### Task to carry out
Make an exact copy of all the records.

(Collected data entries)
--- Begin ---

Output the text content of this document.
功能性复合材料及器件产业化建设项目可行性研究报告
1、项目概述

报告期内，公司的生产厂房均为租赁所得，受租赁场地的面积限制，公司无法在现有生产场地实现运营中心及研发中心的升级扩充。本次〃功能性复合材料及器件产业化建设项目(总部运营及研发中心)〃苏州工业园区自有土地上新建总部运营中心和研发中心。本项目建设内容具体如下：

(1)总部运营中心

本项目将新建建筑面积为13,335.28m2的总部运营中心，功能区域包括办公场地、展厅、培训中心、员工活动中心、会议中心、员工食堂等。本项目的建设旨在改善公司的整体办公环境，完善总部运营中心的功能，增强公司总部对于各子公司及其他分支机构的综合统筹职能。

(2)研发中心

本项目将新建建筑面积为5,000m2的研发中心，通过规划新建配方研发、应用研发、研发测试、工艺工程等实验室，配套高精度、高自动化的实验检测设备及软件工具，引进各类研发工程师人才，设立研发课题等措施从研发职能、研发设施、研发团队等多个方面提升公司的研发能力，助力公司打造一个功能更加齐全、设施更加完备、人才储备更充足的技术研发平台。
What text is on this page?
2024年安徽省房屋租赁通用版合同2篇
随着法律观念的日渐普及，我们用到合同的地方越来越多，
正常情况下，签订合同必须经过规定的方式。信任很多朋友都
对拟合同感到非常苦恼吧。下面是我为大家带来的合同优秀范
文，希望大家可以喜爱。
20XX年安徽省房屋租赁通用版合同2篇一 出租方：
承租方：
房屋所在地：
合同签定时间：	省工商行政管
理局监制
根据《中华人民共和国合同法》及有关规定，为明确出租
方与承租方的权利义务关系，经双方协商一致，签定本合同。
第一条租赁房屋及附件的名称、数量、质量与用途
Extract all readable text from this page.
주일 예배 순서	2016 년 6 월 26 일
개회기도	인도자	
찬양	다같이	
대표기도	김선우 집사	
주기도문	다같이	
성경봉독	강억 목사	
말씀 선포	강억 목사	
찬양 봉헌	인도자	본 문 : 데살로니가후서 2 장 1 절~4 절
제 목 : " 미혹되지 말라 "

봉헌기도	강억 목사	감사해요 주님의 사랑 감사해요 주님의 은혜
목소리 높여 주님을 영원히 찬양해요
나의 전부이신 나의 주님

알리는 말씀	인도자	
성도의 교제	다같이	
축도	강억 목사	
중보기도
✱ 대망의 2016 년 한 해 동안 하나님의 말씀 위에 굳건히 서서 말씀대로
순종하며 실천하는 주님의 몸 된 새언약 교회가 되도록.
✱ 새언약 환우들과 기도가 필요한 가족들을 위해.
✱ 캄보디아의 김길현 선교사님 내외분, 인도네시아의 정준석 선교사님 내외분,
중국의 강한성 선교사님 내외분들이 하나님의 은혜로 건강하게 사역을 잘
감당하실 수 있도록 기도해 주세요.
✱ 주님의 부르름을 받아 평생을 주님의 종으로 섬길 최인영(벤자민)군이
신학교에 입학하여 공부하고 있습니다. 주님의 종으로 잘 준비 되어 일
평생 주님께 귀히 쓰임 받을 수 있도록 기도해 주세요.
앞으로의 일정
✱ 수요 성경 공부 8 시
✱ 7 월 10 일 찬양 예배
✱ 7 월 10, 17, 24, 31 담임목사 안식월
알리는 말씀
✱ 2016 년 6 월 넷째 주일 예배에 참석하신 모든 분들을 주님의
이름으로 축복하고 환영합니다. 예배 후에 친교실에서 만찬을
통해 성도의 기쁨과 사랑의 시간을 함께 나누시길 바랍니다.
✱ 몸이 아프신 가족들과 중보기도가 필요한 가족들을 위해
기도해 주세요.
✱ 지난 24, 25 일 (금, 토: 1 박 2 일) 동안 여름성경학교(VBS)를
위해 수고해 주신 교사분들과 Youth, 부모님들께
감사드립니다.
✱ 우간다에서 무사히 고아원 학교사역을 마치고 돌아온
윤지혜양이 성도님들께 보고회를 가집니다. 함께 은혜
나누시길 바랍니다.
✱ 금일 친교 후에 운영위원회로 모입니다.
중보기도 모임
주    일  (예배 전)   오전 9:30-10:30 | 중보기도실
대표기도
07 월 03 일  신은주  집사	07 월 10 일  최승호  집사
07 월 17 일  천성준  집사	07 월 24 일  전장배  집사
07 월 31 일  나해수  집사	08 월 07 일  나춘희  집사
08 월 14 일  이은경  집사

--- End ---

### Solved exercise
Output the text content of this document.
功能性复合材料及器件产业化建设项目可行性研究报告
1、项目概述

报告期内，公司的生产厂房均为租赁所得，受租赁场地的面积限制，公司无法在现有生产场地实现运营中心及研发中心的升级扩充。本次〃功能性复合材料及器件产业化建设项目(总部运营及研发中心)〃苏州工业园区自有土地上新建总部运营中心和研发中心。本项目建设内容具体如下：

(1)总部运营中心

本项目将新建建筑面积为13,335.28m2的总部运营中心，功能区域包括办公场地、展厅、培训中心、员工活动中心、会议中心、员工食堂等。本项目的建设旨在改善公司的整体办公环境，完善总部运营中心的功能，增强公司总部对于各子公司及其他分支机构的综合统筹职能。

(2)研发中心

本项目将新建建筑面积为5,000m2的研发中心，通过规划新建配方研发、应用研发、研发测试、工艺工程等实验室，配套高精度、高自动化的实验检测设备及软件工具，引进各类研发工程师人才，设立研发课题等措施从研发职能、研发设施、研发团队等多个方面提升公司的研发能力，助力公司打造一个功能更加齐全、设施更加完备、人才储备更充足的技术研发平台。
What text is on this page?
2024年安徽省房屋租赁通用版合同2篇
随着法律观念的日渐普及，我们用到合同的地方越来越多，
正常情况下，签订合同必须经过规定的方式。信任很多朋友都
对拟合同感到非常苦恼吧。下面是我为大家带来的合同优秀范
文，希望大家可以喜爱。
20XX年安徽省房屋租赁通用版合同2篇一 出租方：
承租方：
房屋所在地：
合同签定时间：	省工商行政管
理局监制
根据《中华人民共和国合同法》及有关规定，为明确出租
方与承租方的权利义务关系，经双方协商一致，签定本合同。
第一条租赁房屋及附件的名称、数量、质量与用途
Extract all readable text from this page.
주일 예배 순서	2016 년 6 월 26 일
개회기도	인도자	
찬양	다같이	
대표기도	김선우 집사	
주기도문	다같이	
성경봉독	강억 목사	
말씀 선포	강억 목사	
찬양 봉헌	인도자	본 문 : 데살로니가후서 2 장 1 절~4 절
제 목 : " 미혹되지 말라 "

봉헌기도	강억 목사	감사해요 주님의 사랑 감사해요 주님의 은혜
목소리 높여 주님을 영원히 찬양해요
나의 전부이신 나의 주님

알리는 말씀	인도자	
성도의 교제	다같이	
축도	강억 목사	
중보기도
✱ 대망의 2016 년 한 해 동안 하나님의 말씀 위에 굳건히 서서 말씀대로
순종하며 실천하는 주님의 몸 된 새언약 교회가 되도록.
✱ 새언약 환우들과 기도가 필요한 가족들을 위해.
✱ 캄보디아의 김길현 선교사님 내외분, 인도네시아의 정준석 선교사님 내외분,
중국의 강한성 선교사님 내외분들이 하나님의 은혜로 건강하게 사역을 잘
감당하실 수 있도록 기도해 주세요.
✱ 주님의 부르름을 받아 평생을 주님의 종으로 섬길 최인영(벤자민)군이
신학교에 입학하여 공부하고 있습니다. 주님의 종으로 잘 준비 되어 일
평생 주님께 귀히 쓰임 받을 수 있도록 기도해 주세요.
앞으로의 일정
✱ 수요 성경 공부 8 시
✱ 7 월 10 일 찬양 예배
✱ 7 월 10, 17, 24, 31 담임목사 안식월
알리는 말씀
✱ 2016 년 6 월 넷째 주일 예배에 참석하신 모든 분들을 주님의
이름으로 축복하고 환영합니다. 예배 후에 친교실에서 만찬을
통해 성도의 기쁨과 사랑의 시간을 함께 나누시길 바랍니다.
✱ 몸이 아프신 가족들과 중보기도가 필요한 가족들을 위해
기도해 주세요.
✱ 지난 24, 25 일 (금, 토: 1 박 2 일) 동안 여름성경학교(VBS)를
위해 수고해 주신 교사분들과 Youth, 부모님들께
감사드립니다.
✱ 우간다에서 무사히 고아원 학교사역을 마치고 돌아온
윤지혜양이 성도님들께 보고회를 가집니다. 함께 은혜
나누시길 바랍니다.
✱ 금일 친교 후에 운영위원회로 모입니다.
중보기도 모임
주    일  (예배 전)   오전 9:30-10:30 | 중보기도실
대표기도
07 월 03 일  신은주  집사	07 월 10 일  최승호  집사
07 월 17 일  천성준  집사	07 월 24 일  전장배  집사
07 월 31 일  나해수  집사	08 월 07 일  나춘희  집사
08 월 14 일  이은경  집사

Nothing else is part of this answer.